• Description of the task:
Without the pictures, set down the records below word for word.

• Source data:
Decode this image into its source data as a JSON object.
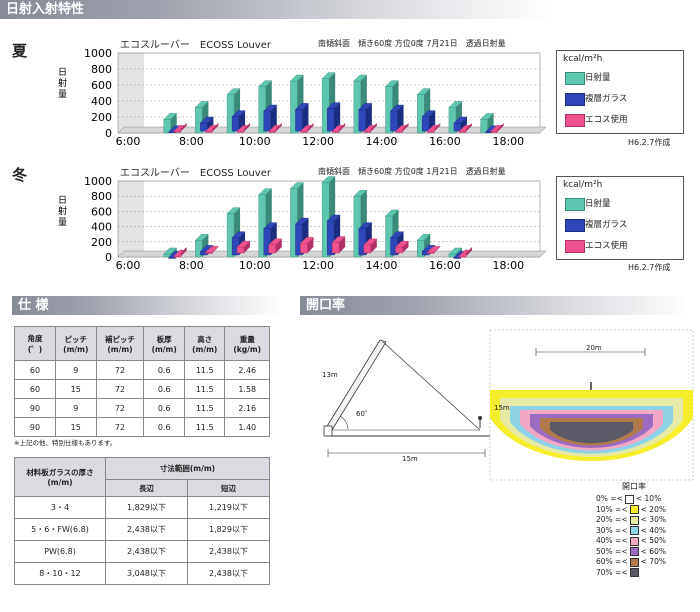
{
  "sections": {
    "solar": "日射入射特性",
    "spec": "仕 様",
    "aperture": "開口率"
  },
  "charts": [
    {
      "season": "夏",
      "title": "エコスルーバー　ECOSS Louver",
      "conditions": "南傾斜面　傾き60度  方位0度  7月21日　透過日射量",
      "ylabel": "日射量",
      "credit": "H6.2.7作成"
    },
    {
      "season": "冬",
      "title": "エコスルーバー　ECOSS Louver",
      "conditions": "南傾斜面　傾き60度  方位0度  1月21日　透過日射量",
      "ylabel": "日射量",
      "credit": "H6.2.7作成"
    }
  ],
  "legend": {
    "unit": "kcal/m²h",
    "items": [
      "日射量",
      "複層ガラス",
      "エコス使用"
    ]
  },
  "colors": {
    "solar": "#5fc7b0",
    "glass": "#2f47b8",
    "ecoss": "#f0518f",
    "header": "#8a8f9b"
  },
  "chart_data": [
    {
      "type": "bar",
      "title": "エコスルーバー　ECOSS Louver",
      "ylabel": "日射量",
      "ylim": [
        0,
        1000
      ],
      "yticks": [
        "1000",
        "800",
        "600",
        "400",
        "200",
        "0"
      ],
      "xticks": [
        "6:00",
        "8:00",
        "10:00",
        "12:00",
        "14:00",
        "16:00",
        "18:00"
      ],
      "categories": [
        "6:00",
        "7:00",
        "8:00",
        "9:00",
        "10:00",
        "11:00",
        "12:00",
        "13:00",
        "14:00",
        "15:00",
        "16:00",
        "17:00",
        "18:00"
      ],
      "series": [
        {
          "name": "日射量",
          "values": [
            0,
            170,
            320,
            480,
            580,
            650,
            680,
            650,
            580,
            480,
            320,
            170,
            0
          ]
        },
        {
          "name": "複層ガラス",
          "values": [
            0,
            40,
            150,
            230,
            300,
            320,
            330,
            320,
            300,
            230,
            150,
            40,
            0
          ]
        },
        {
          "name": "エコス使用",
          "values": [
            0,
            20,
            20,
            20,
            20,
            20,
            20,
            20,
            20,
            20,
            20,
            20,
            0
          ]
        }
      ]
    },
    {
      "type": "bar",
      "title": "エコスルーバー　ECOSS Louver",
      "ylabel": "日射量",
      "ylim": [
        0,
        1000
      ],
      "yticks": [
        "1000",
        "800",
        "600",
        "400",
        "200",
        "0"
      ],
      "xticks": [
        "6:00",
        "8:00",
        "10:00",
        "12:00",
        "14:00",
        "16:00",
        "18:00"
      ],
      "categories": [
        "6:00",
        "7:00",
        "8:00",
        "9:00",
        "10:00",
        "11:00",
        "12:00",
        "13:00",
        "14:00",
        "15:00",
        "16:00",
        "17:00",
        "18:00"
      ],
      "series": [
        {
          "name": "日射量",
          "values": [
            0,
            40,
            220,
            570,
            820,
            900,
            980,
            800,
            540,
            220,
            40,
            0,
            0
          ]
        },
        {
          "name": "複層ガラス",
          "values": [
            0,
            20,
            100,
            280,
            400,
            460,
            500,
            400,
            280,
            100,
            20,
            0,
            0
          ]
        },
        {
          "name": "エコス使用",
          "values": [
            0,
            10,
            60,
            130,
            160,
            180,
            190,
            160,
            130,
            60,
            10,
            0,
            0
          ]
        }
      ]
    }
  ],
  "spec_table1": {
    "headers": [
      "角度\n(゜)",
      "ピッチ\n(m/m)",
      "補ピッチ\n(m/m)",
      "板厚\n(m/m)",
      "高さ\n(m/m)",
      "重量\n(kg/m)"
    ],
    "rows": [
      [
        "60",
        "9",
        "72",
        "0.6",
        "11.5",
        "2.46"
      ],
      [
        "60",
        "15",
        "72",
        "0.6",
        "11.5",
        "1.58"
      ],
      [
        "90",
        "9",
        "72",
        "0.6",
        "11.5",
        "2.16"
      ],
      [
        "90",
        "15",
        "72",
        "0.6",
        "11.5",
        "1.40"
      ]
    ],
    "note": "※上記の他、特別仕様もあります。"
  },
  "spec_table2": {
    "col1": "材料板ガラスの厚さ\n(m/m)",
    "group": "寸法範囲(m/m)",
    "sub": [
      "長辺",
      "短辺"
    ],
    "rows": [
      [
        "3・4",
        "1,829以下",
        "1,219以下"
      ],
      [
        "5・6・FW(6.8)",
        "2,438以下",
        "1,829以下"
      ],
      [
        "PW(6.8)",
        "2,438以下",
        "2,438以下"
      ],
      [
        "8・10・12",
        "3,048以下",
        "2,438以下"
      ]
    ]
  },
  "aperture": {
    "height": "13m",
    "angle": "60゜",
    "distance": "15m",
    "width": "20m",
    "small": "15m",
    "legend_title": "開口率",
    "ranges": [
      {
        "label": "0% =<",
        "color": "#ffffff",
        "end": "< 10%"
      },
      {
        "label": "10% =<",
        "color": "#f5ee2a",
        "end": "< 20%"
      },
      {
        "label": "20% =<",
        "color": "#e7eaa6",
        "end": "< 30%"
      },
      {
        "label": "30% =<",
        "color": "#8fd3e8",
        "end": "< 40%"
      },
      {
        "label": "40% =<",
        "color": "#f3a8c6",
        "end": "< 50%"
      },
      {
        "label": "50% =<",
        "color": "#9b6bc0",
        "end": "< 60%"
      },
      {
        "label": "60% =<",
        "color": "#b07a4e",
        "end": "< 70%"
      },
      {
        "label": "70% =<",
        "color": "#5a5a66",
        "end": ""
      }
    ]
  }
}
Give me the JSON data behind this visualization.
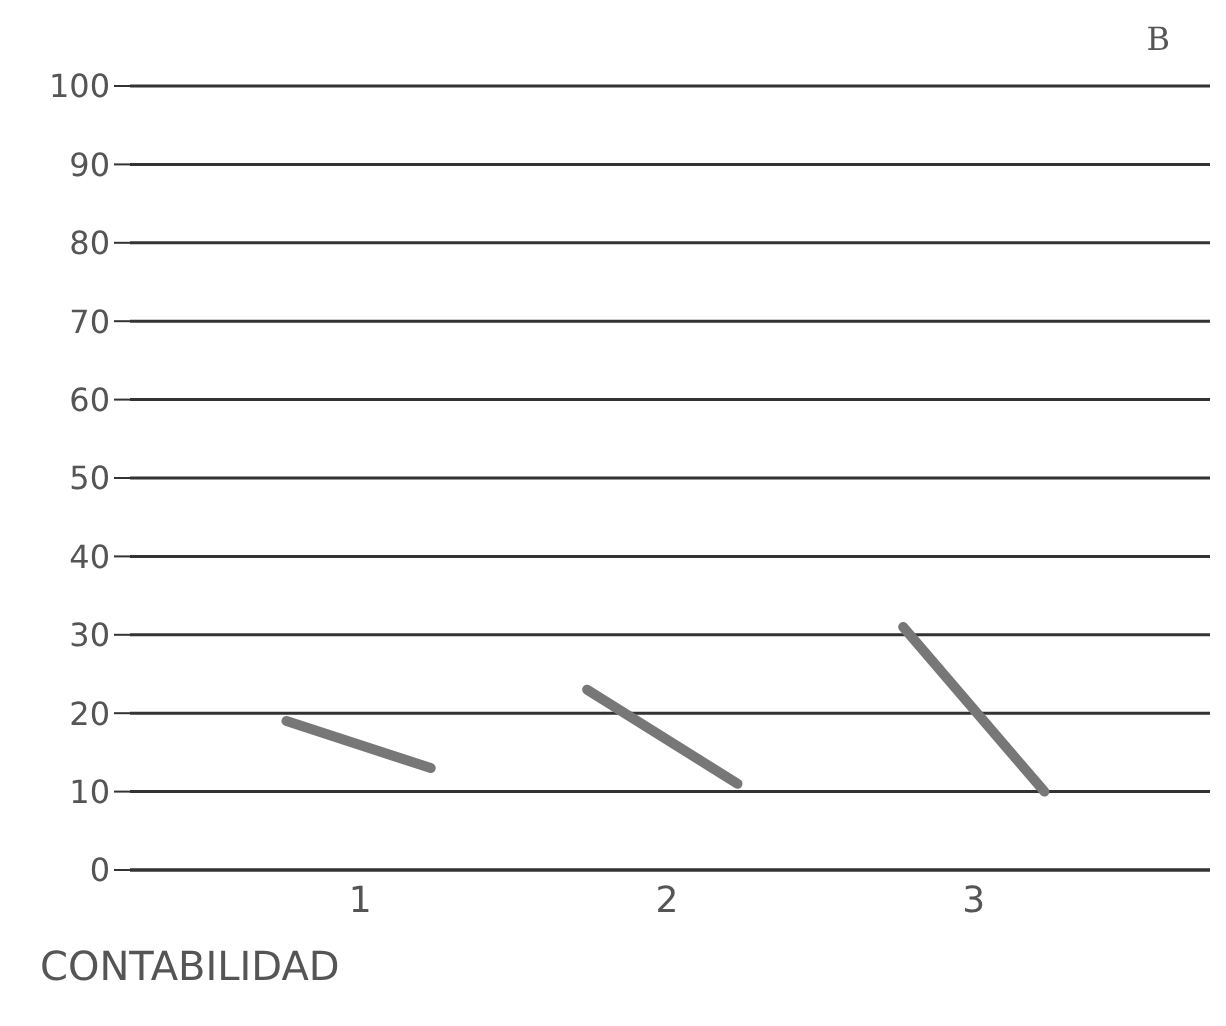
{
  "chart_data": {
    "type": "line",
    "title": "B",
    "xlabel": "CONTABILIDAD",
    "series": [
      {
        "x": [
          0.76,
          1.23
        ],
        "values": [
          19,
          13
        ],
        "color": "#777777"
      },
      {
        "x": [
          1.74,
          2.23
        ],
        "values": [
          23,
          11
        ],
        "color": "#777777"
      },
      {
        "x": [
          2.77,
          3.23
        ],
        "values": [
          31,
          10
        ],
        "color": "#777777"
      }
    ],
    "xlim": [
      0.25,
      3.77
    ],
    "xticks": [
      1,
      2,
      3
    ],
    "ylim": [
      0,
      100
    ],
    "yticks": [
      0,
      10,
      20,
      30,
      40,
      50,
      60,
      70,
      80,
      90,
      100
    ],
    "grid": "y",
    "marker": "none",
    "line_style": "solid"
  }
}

• In response:
Decode this image into its source data as a JSON object.
{
  "sections": {
    "solar": "日射入射特性",
    "spec": "仕 様",
    "aperture": "開口率"
  },
  "charts": [
    {
      "season": "夏",
      "title": "エコスルーバー　ECOSS Louver",
      "conditions": "南傾斜面　傾き60度  方位0度  7月21日　透過日射量",
      "ylabel": "日射量",
      "credit": "H6.2.7作成"
    },
    {
      "season": "冬",
      "title": "エコスルーバー　ECOSS Louver",
      "conditions": "南傾斜面　傾き60度  方位0度  1月21日　透過日射量",
      "ylabel": "日射量",
      "credit": "H6.2.7作成"
    }
  ],
  "legend": {
    "unit": "kcal/m²h",
    "items": [
      "日射量",
      "複層ガラス",
      "エコス使用"
    ]
  },
  "colors": {
    "solar": "#5fc7b0",
    "glass": "#2f47b8",
    "ecoss": "#f0518f",
    "header": "#8a8f9b"
  },
  "chart_data": [
    {
      "type": "bar",
      "title": "エコスルーバー　ECOSS Louver",
      "ylabel": "日射量",
      "ylim": [
        0,
        1000
      ],
      "yticks": [
        "1000",
        "800",
        "600",
        "400",
        "200",
        "0"
      ],
      "xticks": [
        "6:00",
        "8:00",
        "10:00",
        "12:00",
        "14:00",
        "16:00",
        "18:00"
      ],
      "categories": [
        "6:00",
        "7:00",
        "8:00",
        "9:00",
        "10:00",
        "11:00",
        "12:00",
        "13:00",
        "14:00",
        "15:00",
        "16:00",
        "17:00",
        "18:00"
      ],
      "series": [
        {
          "name": "日射量",
          "values": [
            0,
            170,
            320,
            480,
            580,
            650,
            680,
            650,
            580,
            480,
            320,
            170,
            0
          ]
        },
        {
          "name": "複層ガラス",
          "values": [
            0,
            40,
            150,
            230,
            300,
            320,
            330,
            320,
            300,
            230,
            150,
            40,
            0
          ]
        },
        {
          "name": "エコス使用",
          "values": [
            0,
            20,
            20,
            20,
            20,
            20,
            20,
            20,
            20,
            20,
            20,
            20,
            0
          ]
        }
      ]
    },
    {
      "type": "bar",
      "title": "エコスルーバー　ECOSS Louver",
      "ylabel": "日射量",
      "ylim": [
        0,
        1000
      ],
      "yticks": [
        "1000",
        "800",
        "600",
        "400",
        "200",
        "0"
      ],
      "xticks": [
        "6:00",
        "8:00",
        "10:00",
        "12:00",
        "14:00",
        "16:00",
        "18:00"
      ],
      "categories": [
        "6:00",
        "7:00",
        "8:00",
        "9:00",
        "10:00",
        "11:00",
        "12:00",
        "13:00",
        "14:00",
        "15:00",
        "16:00",
        "17:00",
        "18:00"
      ],
      "series": [
        {
          "name": "日射量",
          "values": [
            0,
            40,
            220,
            570,
            820,
            900,
            980,
            800,
            540,
            220,
            40,
            0,
            0
          ]
        },
        {
          "name": "複層ガラス",
          "values": [
            0,
            20,
            100,
            280,
            400,
            460,
            500,
            400,
            280,
            100,
            20,
            0,
            0
          ]
        },
        {
          "name": "エコス使用",
          "values": [
            0,
            10,
            60,
            130,
            160,
            180,
            190,
            160,
            130,
            60,
            10,
            0,
            0
          ]
        }
      ]
    }
  ],
  "spec_table1": {
    "headers": [
      "角度\n(゜)",
      "ピッチ\n(m/m)",
      "補ピッチ\n(m/m)",
      "板厚\n(m/m)",
      "高さ\n(m/m)",
      "重量\n(kg/m)"
    ],
    "rows": [
      [
        "60",
        "9",
        "72",
        "0.6",
        "11.5",
        "2.46"
      ],
      [
        "60",
        "15",
        "72",
        "0.6",
        "11.5",
        "1.58"
      ],
      [
        "90",
        "9",
        "72",
        "0.6",
        "11.5",
        "2.16"
      ],
      [
        "90",
        "15",
        "72",
        "0.6",
        "11.5",
        "1.40"
      ]
    ],
    "note": "※上記の他、特別仕様もあります。"
  },
  "spec_table2": {
    "col1": "材料板ガラスの厚さ\n(m/m)",
    "group": "寸法範囲(m/m)",
    "sub": [
      "長辺",
      "短辺"
    ],
    "rows": [
      [
        "3・4",
        "1,829以下",
        "1,219以下"
      ],
      [
        "5・6・FW(6.8)",
        "2,438以下",
        "1,829以下"
      ],
      [
        "PW(6.8)",
        "2,438以下",
        "2,438以下"
      ],
      [
        "8・10・12",
        "3,048以下",
        "2,438以下"
      ]
    ]
  },
  "aperture": {
    "height": "13m",
    "angle": "60゜",
    "distance": "15m",
    "width": "20m",
    "small": "15m",
    "legend_title": "開口率",
    "ranges": [
      {
        "label": "0% =<",
        "color": "#ffffff",
        "end": "< 10%"
      },
      {
        "label": "10% =<",
        "color": "#f5ee2a",
        "end": "< 20%"
      },
      {
        "label": "20% =<",
        "color": "#e7eaa6",
        "end": "< 30%"
      },
      {
        "label": "30% =<",
        "color": "#8fd3e8",
        "end": "< 40%"
      },
      {
        "label": "40% =<",
        "color": "#f3a8c6",
        "end": "< 50%"
      },
      {
        "label": "50% =<",
        "color": "#9b6bc0",
        "end": "< 60%"
      },
      {
        "label": "60% =<",
        "color": "#b07a4e",
        "end": "< 70%"
      },
      {
        "label": "70% =<",
        "color": "#5a5a66",
        "end": ""
      }
    ]
  }
}
Give me the JSON data behind this visualization.
{
  "chart_data": {
    "type": "line",
    "title": "B",
    "xlabel": "CONTABILIDAD",
    "series": [
      {
        "x": [
          0.76,
          1.23
        ],
        "values": [
          19,
          13
        ],
        "color": "#777777"
      },
      {
        "x": [
          1.74,
          2.23
        ],
        "values": [
          23,
          11
        ],
        "color": "#777777"
      },
      {
        "x": [
          2.77,
          3.23
        ],
        "values": [
          31,
          10
        ],
        "color": "#777777"
      }
    ],
    "xlim": [
      0.25,
      3.77
    ],
    "xticks": [
      1,
      2,
      3
    ],
    "ylim": [
      0,
      100
    ],
    "yticks": [
      0,
      10,
      20,
      30,
      40,
      50,
      60,
      70,
      80,
      90,
      100
    ],
    "grid": "y",
    "marker": "none",
    "line_style": "solid"
  }
}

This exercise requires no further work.